Begin Available data

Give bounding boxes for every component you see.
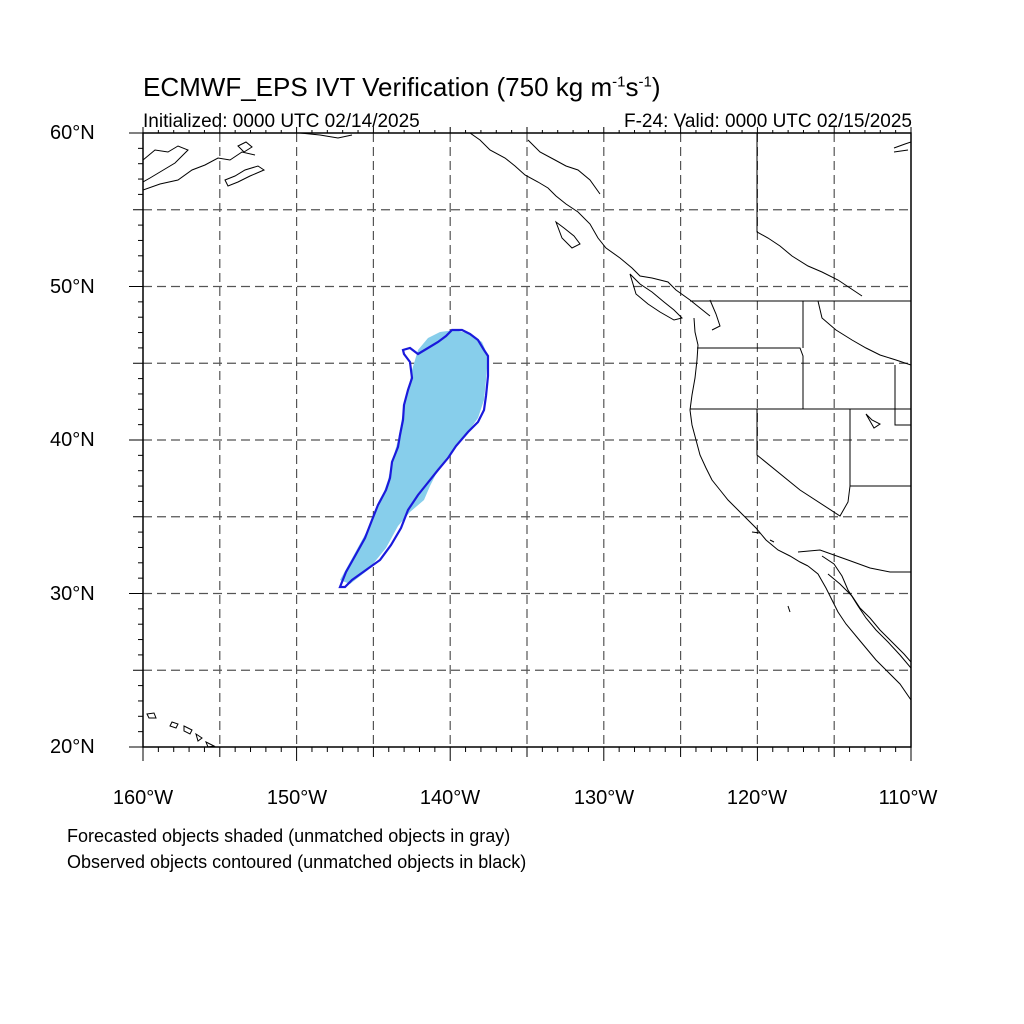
chart-title: ECMWF_EPS IVT Verification (750 kg m-1s-… [143, 72, 661, 102]
lat-label-30: 30°N [50, 583, 95, 605]
grid-lines [143, 133, 911, 747]
axis-ticks [129, 127, 912, 761]
lat-label-50: 50°N [50, 276, 95, 298]
lat-label-20: 20°N [50, 736, 95, 758]
initialized-text: Initialized: 0000 UTC 02/14/2025 [143, 111, 420, 132]
lon-label-140w: 140°W [419, 787, 481, 809]
lat-label-40: 40°N [50, 429, 95, 451]
forecast-legend-note: Forecasted objects shaded (unmatched obj… [67, 826, 511, 846]
lon-label-120w: 120°W [726, 787, 788, 809]
observed-legend-note: Observed objects contoured (unmatched ob… [67, 852, 527, 872]
lon-label-130w: 130°W [573, 787, 635, 809]
lat-label-60: 60°N [50, 122, 95, 144]
forecast-object [340, 330, 488, 584]
lon-label-150w: 150°W [266, 787, 328, 809]
valid-text: F-24: Valid: 0000 UTC 02/15/2025 [624, 111, 912, 132]
observed-object [338, 328, 490, 589]
coastlines [143, 133, 911, 747]
lon-label-110w: 110°W [878, 787, 938, 809]
lon-label-160w: 160°W [112, 787, 174, 809]
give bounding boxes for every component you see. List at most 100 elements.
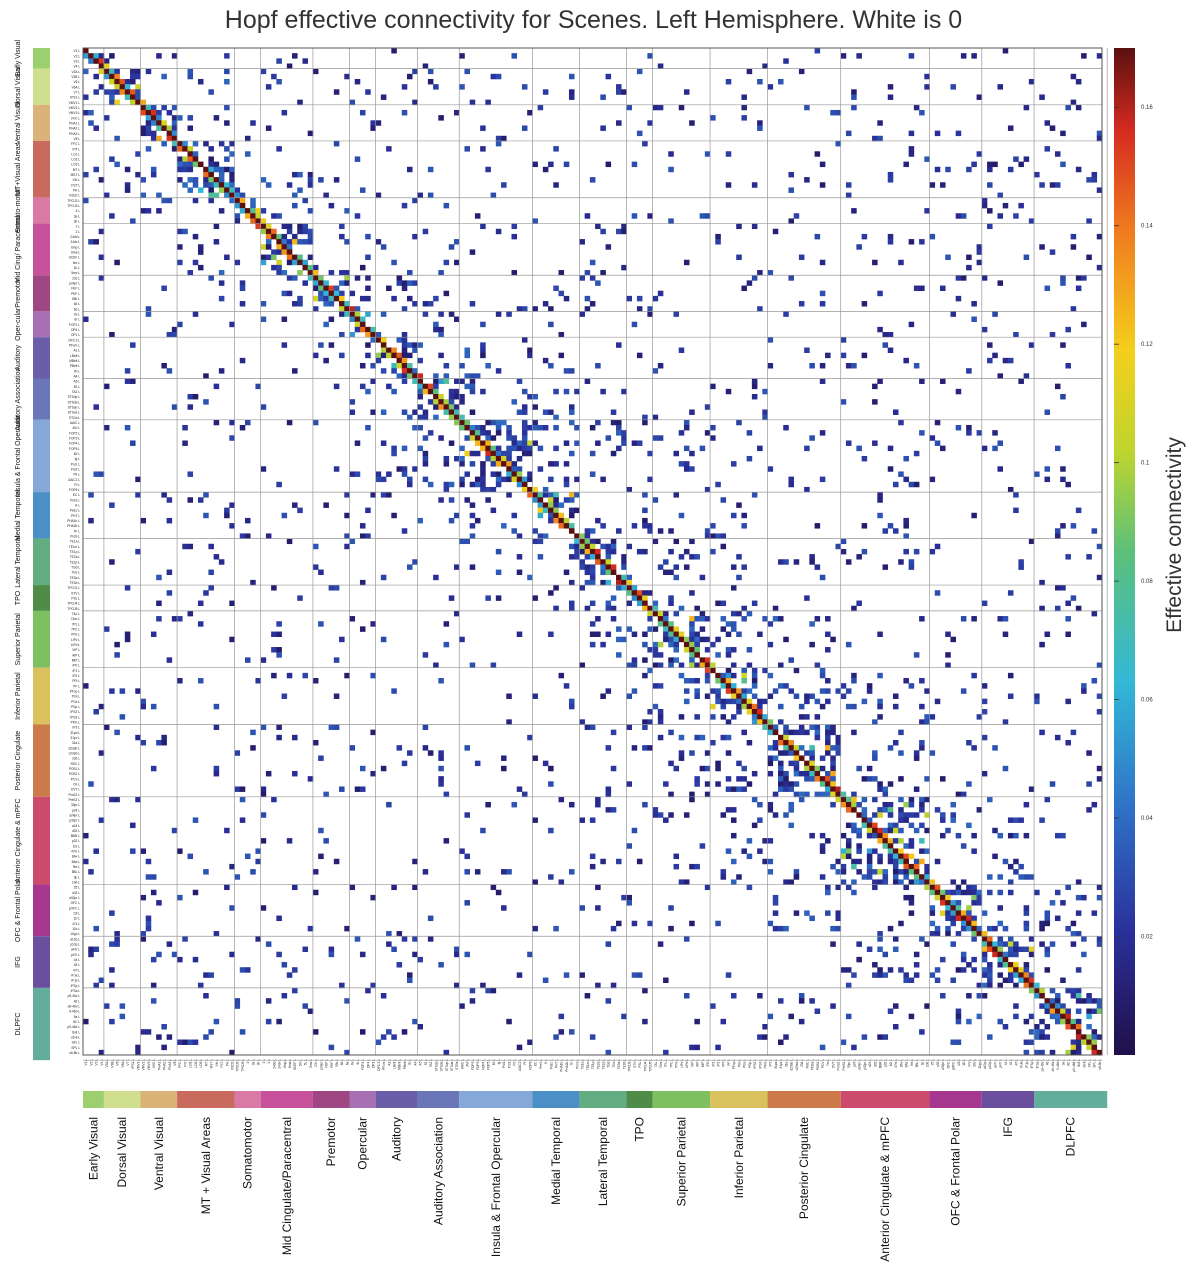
heatmap-cell (297, 270, 303, 276)
heatmap-cell (626, 843, 632, 849)
heatmap-cell (673, 641, 680, 648)
left-group-swatch (33, 104, 50, 141)
heatmap-cell (746, 853, 753, 860)
heatmap-cell (297, 259, 303, 266)
heatmap-cell (725, 652, 732, 658)
heatmap-cell (527, 951, 533, 958)
heatmap-cell (1007, 962, 1014, 968)
region-label-row: PGi L (72, 695, 80, 699)
heatmap-cell (177, 177, 183, 183)
heatmap-cell (229, 171, 235, 178)
heatmap-cell (140, 192, 147, 199)
heatmap-cell (751, 492, 758, 498)
heatmap-cell (521, 440, 528, 446)
heatmap-cell (589, 600, 596, 607)
heatmap-cell (276, 951, 282, 958)
heatmap-cell (762, 838, 768, 844)
heatmap-cell (83, 48, 89, 54)
heatmap-cell (339, 786, 345, 792)
heatmap-cell (469, 461, 476, 467)
heatmap-cell (626, 295, 632, 302)
heatmap-cell (229, 321, 235, 328)
heatmap-cell (778, 781, 784, 787)
heatmap-cell (798, 68, 805, 75)
heatmap-cell (966, 781, 972, 787)
heatmap-cell (1007, 486, 1014, 493)
heatmap-cell (1081, 275, 1087, 281)
heatmap-cell (877, 703, 883, 710)
heatmap-cell (213, 223, 220, 230)
heatmap-cell (438, 399, 444, 405)
heatmap-cell (260, 791, 267, 798)
heatmap-cell (725, 672, 732, 679)
heatmap-cell (422, 745, 429, 751)
heatmap-cell (292, 202, 298, 209)
heatmap-cell (187, 177, 194, 183)
region-label-row: STSda L (68, 400, 81, 404)
heatmap-cell (501, 450, 507, 457)
region-label-row: FEF L (71, 287, 80, 291)
heatmap-cell (694, 652, 700, 658)
heatmap-cell (93, 58, 99, 64)
heatmap-cell (830, 941, 836, 947)
heatmap-cell (940, 993, 946, 999)
heatmap-cell (584, 533, 591, 539)
heatmap-cell (553, 507, 559, 514)
heatmap-cell (730, 662, 737, 668)
heatmap-cell (224, 104, 230, 111)
region-label-col: p47r L (999, 1059, 1003, 1068)
heatmap-cell (934, 925, 941, 932)
heatmap-cell (1054, 182, 1061, 188)
heatmap-cell (861, 1034, 868, 1040)
heatmap-cell (809, 915, 815, 922)
heatmap-cell (616, 528, 622, 534)
heatmap-cell (459, 476, 465, 483)
heatmap-cell (1054, 585, 1061, 591)
heatmap-cell (845, 796, 852, 803)
heatmap-cell (171, 120, 178, 126)
heatmap-cell (224, 120, 230, 126)
heatmap-cell (1054, 383, 1061, 390)
heatmap-cell (757, 120, 763, 126)
heatmap-cell (88, 58, 94, 64)
region-label-col: pOFC L (952, 1059, 956, 1070)
heatmap-cell (255, 383, 261, 390)
region-label-col: AIP L (696, 1059, 700, 1067)
heatmap-cell (997, 466, 1004, 472)
heatmap-cell (892, 869, 899, 875)
heatmap-cell (720, 734, 727, 741)
heatmap-cell (537, 512, 544, 519)
heatmap-cell (1060, 1003, 1066, 1009)
heatmap-cell (521, 84, 528, 90)
region-label-row: Pir L (73, 473, 80, 477)
heatmap-cell (778, 78, 784, 85)
heatmap-cell (981, 936, 988, 942)
heatmap-cell (1060, 466, 1066, 472)
region-label-col: 25 L (931, 1059, 935, 1065)
heatmap-cell (778, 683, 784, 689)
heatmap-cell (203, 373, 209, 379)
heatmap-cell (845, 822, 852, 829)
heatmap-cell (940, 889, 946, 896)
heatmap-cell (992, 445, 998, 452)
heatmap-cell (506, 869, 512, 875)
heatmap-cell (1013, 1013, 1019, 1020)
heatmap-cell (93, 848, 99, 854)
region-label-col: 6mp L (283, 1059, 287, 1068)
heatmap-cell (840, 796, 847, 803)
heatmap-cell (710, 424, 716, 431)
heatmap-cell (145, 109, 152, 116)
region-label-col: 45 L (1009, 1059, 1013, 1065)
heatmap-cell (192, 177, 199, 183)
region-label-row: PHA2b L (67, 524, 80, 528)
heatmap-cell (913, 755, 920, 761)
heatmap-cell (213, 161, 220, 168)
heatmap-cell (328, 585, 335, 591)
heatmap-cell (668, 528, 674, 534)
heatmap-cell (840, 548, 847, 555)
heatmap-cell (88, 53, 94, 59)
heatmap-cell (960, 956, 967, 963)
heatmap-cell (312, 564, 319, 570)
heatmap-cell (866, 683, 873, 689)
region-label-col: OFC L (946, 1059, 950, 1069)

End Available data

Work to do:
Find every line above that contains the string "component", treating uppercase and lowercase letters as distinct, and copy each such line in full.

Expected answer:
Give bounding boxes for every component you see.
give bounding boxes for every component you see. List at most 100 elements.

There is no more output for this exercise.